Please output only the lines that run from the line containing "Read this page and output its text content." through the end of the material below, exactly.

PROVIDED RECORDS:
========
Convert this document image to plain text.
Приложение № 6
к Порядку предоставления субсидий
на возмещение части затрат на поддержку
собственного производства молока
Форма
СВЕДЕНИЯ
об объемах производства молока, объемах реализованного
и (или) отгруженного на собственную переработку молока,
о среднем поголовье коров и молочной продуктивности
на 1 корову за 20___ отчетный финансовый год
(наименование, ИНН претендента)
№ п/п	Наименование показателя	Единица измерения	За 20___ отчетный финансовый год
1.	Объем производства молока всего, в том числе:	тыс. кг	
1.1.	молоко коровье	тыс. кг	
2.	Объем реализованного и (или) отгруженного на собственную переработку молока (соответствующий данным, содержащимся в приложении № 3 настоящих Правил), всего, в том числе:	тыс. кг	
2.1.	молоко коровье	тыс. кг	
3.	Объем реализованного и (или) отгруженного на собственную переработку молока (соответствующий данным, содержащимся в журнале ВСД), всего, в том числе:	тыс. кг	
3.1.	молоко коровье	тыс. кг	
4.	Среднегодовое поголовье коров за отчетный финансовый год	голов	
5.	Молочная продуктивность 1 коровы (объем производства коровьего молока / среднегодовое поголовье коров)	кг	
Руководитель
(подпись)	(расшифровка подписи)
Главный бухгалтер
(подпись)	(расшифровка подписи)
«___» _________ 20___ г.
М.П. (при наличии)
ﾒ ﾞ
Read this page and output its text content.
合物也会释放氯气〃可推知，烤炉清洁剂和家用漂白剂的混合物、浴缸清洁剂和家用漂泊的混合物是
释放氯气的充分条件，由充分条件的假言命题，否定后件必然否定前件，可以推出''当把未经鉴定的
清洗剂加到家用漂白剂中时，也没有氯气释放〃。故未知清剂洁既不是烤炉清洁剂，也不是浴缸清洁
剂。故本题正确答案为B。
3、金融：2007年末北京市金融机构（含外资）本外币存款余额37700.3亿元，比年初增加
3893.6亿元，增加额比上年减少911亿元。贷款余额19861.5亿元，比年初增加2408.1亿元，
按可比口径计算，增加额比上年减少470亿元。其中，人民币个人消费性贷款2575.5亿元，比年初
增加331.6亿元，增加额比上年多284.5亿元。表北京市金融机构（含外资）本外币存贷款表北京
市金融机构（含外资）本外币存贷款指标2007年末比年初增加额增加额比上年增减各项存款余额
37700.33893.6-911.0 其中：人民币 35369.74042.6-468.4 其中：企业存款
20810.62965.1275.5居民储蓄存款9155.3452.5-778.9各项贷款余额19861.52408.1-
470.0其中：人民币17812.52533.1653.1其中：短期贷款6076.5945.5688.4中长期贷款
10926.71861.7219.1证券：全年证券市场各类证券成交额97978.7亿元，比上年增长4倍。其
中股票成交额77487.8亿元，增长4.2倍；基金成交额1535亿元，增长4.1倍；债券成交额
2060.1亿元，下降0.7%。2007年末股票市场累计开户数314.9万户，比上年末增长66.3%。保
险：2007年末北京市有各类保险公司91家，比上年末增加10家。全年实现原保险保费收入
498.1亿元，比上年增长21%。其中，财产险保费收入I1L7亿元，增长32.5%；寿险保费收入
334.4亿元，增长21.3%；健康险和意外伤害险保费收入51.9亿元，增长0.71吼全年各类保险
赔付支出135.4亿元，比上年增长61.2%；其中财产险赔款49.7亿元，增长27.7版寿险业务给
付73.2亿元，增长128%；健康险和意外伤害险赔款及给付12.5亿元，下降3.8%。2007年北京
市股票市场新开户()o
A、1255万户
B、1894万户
========
FULL ANSWER:
Read this page and output its text content.
合物也会释放氯气〃可推知，烤炉清洁剂和家用漂白剂的混合物、浴缸清洁剂和家用漂泊的混合物是
释放氯气的充分条件，由充分条件的假言命题，否定后件必然否定前件，可以推出''当把未经鉴定的
清洗剂加到家用漂白剂中时，也没有氯气释放〃。故未知清剂洁既不是烤炉清洁剂，也不是浴缸清洁
剂。故本题正确答案为B。
3、金融：2007年末北京市金融机构（含外资）本外币存款余额37700.3亿元，比年初增加
3893.6亿元，增加额比上年减少911亿元。贷款余额19861.5亿元，比年初增加2408.1亿元，
按可比口径计算，增加额比上年减少470亿元。其中，人民币个人消费性贷款2575.5亿元，比年初
增加331.6亿元，增加额比上年多284.5亿元。表北京市金融机构（含外资）本外币存贷款表北京
市金融机构（含外资）本外币存贷款指标2007年末比年初增加额增加额比上年增减各项存款余额
37700.33893.6-911.0 其中：人民币 35369.74042.6-468.4 其中：企业存款
20810.62965.1275.5居民储蓄存款9155.3452.5-778.9各项贷款余额19861.52408.1-
470.0其中：人民币17812.52533.1653.1其中：短期贷款6076.5945.5688.4中长期贷款
10926.71861.7219.1证券：全年证券市场各类证券成交额97978.7亿元，比上年增长4倍。其
中股票成交额77487.8亿元，增长4.2倍；基金成交额1535亿元，增长4.1倍；债券成交额
2060.1亿元，下降0.7%。2007年末股票市场累计开户数314.9万户，比上年末增长66.3%。保
险：2007年末北京市有各类保险公司91家，比上年末增加10家。全年实现原保险保费收入
498.1亿元，比上年增长21%。其中，财产险保费收入I1L7亿元，增长32.5%；寿险保费收入
334.4亿元，增长21.3%；健康险和意外伤害险保费收入51.9亿元，增长0.71吼全年各类保险
赔付支出135.4亿元，比上年增长61.2%；其中财产险赔款49.7亿元，增长27.7版寿险业务给
付73.2亿元，增长128%；健康险和意外伤害险赔款及给付12.5亿元，下降3.8%。2007年北京
市股票市场新开户()o
A、1255万户
B、1894万户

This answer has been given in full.